Required task:
In the entries below, find every line holding the string "need" and collect it.

Entries taken from a collection
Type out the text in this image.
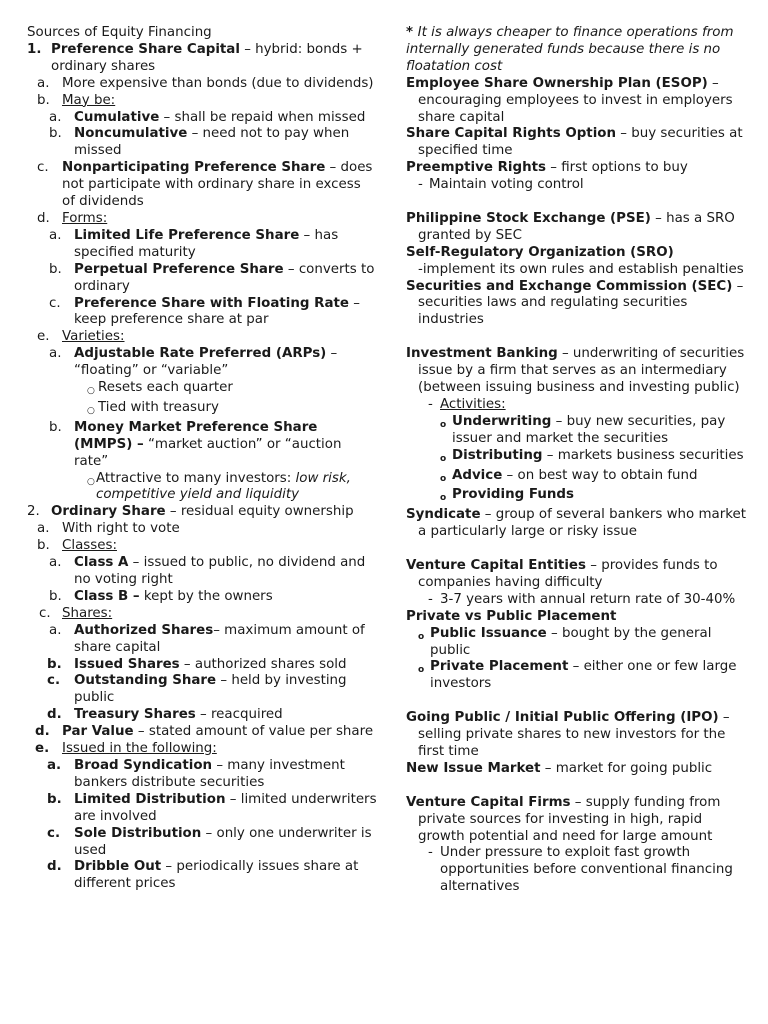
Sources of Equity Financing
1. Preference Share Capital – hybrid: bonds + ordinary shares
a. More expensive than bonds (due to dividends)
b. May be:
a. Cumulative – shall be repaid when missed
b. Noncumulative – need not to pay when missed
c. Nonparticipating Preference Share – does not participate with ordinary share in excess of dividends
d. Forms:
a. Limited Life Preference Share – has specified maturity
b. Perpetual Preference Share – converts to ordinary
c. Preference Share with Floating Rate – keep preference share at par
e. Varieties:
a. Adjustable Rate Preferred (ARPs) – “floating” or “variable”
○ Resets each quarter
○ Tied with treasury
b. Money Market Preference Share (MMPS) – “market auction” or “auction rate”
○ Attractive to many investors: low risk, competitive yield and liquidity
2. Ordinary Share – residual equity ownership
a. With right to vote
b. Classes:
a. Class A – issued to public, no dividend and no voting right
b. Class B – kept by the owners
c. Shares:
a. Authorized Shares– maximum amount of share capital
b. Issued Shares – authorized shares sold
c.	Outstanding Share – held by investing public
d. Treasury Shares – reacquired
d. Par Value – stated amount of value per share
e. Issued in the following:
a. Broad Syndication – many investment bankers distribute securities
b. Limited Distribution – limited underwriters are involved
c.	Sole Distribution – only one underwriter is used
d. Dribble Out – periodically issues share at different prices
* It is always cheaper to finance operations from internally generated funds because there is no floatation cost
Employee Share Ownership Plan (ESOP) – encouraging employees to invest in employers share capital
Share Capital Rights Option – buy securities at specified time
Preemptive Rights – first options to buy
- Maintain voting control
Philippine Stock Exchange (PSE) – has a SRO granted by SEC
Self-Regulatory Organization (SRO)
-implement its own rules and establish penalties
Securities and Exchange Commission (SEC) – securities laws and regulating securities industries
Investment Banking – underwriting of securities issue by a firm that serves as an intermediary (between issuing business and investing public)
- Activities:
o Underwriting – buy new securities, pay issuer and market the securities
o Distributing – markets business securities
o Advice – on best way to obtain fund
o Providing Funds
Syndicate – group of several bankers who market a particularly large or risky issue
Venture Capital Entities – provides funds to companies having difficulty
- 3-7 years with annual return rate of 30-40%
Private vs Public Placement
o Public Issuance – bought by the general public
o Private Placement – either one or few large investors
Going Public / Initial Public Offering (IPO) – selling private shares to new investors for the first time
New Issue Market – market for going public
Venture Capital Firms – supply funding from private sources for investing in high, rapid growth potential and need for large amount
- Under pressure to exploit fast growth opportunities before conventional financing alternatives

* * *

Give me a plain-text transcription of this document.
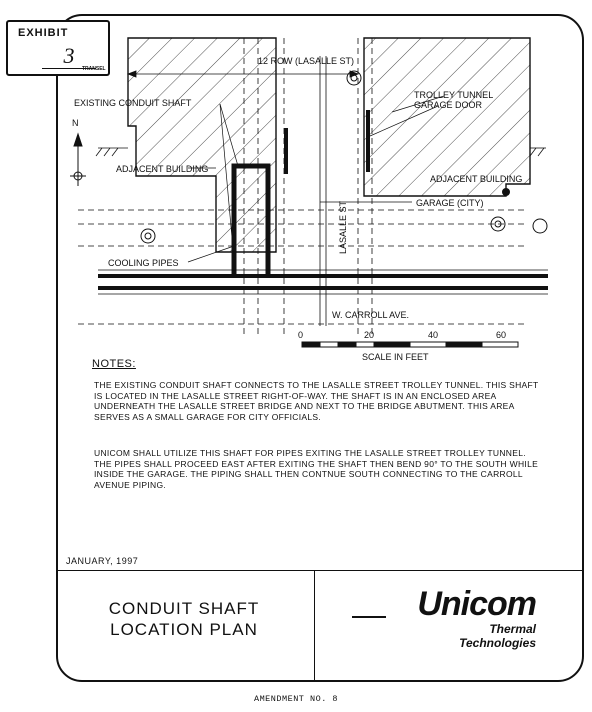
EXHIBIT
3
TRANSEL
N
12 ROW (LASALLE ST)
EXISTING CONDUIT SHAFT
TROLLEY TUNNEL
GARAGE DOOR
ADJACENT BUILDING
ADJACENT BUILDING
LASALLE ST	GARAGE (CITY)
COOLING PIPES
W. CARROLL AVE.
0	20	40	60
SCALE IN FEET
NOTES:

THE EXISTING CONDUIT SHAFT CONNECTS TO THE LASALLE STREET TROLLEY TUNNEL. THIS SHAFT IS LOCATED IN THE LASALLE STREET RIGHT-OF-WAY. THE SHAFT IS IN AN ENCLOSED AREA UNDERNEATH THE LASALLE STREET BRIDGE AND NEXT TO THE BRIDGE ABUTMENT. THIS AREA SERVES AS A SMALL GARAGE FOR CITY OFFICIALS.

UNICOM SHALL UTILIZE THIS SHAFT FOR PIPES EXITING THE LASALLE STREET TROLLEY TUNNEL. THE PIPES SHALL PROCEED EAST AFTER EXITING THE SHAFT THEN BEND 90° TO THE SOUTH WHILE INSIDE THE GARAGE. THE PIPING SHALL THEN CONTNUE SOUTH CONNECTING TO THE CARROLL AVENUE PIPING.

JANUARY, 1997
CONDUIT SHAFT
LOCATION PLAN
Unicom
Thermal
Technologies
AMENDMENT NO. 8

* * *

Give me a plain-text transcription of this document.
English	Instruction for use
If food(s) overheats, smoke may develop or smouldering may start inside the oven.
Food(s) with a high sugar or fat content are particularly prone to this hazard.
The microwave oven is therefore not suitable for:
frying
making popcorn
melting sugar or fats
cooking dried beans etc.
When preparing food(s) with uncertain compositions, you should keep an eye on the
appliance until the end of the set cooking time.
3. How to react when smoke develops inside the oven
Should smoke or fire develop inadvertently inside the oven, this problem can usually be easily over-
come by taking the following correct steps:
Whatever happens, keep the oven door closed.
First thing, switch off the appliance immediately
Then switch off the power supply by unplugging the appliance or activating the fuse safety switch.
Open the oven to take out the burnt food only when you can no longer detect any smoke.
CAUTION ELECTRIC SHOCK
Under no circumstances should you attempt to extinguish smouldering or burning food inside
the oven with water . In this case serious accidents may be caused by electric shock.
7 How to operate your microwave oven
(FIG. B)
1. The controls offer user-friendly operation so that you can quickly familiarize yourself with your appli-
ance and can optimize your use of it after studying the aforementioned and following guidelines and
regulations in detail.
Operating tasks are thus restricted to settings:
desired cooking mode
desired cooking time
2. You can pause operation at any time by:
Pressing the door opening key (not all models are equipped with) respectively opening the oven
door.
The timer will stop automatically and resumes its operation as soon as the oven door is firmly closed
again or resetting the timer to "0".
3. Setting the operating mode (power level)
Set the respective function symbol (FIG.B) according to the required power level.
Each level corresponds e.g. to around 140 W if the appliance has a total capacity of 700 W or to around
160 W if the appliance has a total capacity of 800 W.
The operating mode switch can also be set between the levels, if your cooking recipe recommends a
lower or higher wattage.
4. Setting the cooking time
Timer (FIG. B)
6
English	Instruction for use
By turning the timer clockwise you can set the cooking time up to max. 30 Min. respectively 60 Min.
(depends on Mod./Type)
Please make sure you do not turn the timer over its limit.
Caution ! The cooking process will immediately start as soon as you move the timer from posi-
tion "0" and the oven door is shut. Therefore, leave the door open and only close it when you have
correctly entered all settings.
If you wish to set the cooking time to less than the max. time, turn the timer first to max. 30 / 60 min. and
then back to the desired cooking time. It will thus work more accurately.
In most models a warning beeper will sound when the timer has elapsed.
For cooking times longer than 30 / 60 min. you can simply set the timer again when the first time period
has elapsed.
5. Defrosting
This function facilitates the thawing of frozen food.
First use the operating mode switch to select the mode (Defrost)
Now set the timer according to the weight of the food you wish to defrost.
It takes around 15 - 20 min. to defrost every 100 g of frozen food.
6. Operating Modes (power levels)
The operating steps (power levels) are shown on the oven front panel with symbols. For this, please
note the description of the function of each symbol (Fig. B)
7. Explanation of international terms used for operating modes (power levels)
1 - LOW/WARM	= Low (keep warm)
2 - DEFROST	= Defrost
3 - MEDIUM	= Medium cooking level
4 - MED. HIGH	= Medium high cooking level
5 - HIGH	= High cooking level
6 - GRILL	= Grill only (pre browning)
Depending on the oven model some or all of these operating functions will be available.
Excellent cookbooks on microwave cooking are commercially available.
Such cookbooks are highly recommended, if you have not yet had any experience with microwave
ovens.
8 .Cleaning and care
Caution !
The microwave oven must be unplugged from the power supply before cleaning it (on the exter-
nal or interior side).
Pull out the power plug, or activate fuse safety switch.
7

Solution to this task:
b. Noncumulative – need not to pay when missed
Venture Capital Firms – supply funding from private sources for investing in high, rapid growth potential and need for large amount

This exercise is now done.